> **Problem to solve**:
Using the entries below, output exactly the line containing "Extract all readable text from this page." and all lines that follow it to the end.

Stored entries
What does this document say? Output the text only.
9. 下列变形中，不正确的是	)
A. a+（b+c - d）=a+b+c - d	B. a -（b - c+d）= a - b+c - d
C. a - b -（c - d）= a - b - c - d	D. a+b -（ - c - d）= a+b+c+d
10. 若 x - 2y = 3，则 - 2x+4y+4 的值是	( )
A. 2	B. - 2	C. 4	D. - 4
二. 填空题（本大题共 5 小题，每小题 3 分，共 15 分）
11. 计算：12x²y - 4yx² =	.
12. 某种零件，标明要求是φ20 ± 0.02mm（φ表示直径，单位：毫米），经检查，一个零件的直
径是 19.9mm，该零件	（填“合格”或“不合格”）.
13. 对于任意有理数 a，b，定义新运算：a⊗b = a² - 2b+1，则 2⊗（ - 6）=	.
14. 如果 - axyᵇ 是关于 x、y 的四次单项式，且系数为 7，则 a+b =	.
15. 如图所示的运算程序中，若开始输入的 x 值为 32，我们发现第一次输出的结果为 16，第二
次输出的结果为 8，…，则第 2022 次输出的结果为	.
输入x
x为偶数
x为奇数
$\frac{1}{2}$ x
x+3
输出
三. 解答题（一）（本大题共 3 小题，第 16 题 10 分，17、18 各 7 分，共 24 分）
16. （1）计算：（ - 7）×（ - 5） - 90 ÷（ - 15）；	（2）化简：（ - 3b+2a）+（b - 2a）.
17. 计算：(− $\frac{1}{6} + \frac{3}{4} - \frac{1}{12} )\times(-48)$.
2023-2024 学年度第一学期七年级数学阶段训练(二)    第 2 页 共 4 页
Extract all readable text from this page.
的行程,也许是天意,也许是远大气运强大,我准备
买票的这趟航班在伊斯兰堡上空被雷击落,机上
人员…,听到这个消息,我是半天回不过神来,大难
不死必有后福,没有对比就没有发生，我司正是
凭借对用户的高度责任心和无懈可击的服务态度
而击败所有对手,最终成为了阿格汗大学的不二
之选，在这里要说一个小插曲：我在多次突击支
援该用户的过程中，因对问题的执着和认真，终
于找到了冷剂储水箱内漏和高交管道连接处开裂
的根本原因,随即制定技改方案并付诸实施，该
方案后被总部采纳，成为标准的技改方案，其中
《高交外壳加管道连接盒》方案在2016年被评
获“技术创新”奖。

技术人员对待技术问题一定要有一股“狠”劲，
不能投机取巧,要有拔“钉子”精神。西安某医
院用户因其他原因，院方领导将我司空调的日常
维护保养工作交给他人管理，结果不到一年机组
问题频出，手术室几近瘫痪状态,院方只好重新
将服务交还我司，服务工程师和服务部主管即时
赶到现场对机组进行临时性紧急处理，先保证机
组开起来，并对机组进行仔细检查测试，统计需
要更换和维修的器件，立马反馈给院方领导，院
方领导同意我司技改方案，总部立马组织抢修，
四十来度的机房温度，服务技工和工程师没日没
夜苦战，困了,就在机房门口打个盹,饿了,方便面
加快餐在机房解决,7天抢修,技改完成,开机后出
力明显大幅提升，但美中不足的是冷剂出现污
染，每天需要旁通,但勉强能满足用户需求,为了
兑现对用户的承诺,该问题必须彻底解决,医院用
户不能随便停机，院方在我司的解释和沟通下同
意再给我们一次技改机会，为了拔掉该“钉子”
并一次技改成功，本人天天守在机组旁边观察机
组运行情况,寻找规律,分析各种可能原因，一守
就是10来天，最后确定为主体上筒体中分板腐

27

> **Correct result**:
Extract all readable text from this page.
的行程,也许是天意,也许是远大气运强大,我准备
买票的这趟航班在伊斯兰堡上空被雷击落,机上
人员…,听到这个消息,我是半天回不过神来,大难
不死必有后福,没有对比就没有发生，我司正是
凭借对用户的高度责任心和无懈可击的服务态度
而击败所有对手,最终成为了阿格汗大学的不二
之选，在这里要说一个小插曲：我在多次突击支
援该用户的过程中，因对问题的执着和认真，终
于找到了冷剂储水箱内漏和高交管道连接处开裂
的根本原因,随即制定技改方案并付诸实施，该
方案后被总部采纳，成为标准的技改方案，其中
《高交外壳加管道连接盒》方案在2016年被评
获“技术创新”奖。

技术人员对待技术问题一定要有一股“狠”劲，
不能投机取巧,要有拔“钉子”精神。西安某医
院用户因其他原因，院方领导将我司空调的日常
维护保养工作交给他人管理，结果不到一年机组
问题频出，手术室几近瘫痪状态,院方只好重新
将服务交还我司，服务工程师和服务部主管即时
赶到现场对机组进行临时性紧急处理，先保证机
组开起来，并对机组进行仔细检查测试，统计需
要更换和维修的器件，立马反馈给院方领导，院
方领导同意我司技改方案，总部立马组织抢修，
四十来度的机房温度，服务技工和工程师没日没
夜苦战，困了,就在机房门口打个盹,饿了,方便面
加快餐在机房解决,7天抢修,技改完成,开机后出
力明显大幅提升，但美中不足的是冷剂出现污
染，每天需要旁通,但勉强能满足用户需求,为了
兑现对用户的承诺,该问题必须彻底解决,医院用
户不能随便停机，院方在我司的解释和沟通下同
意再给我们一次技改机会，为了拔掉该“钉子”
并一次技改成功，本人天天守在机组旁边观察机
组运行情况,寻找规律,分析各种可能原因，一守
就是10来天，最后确定为主体上筒体中分板腐

27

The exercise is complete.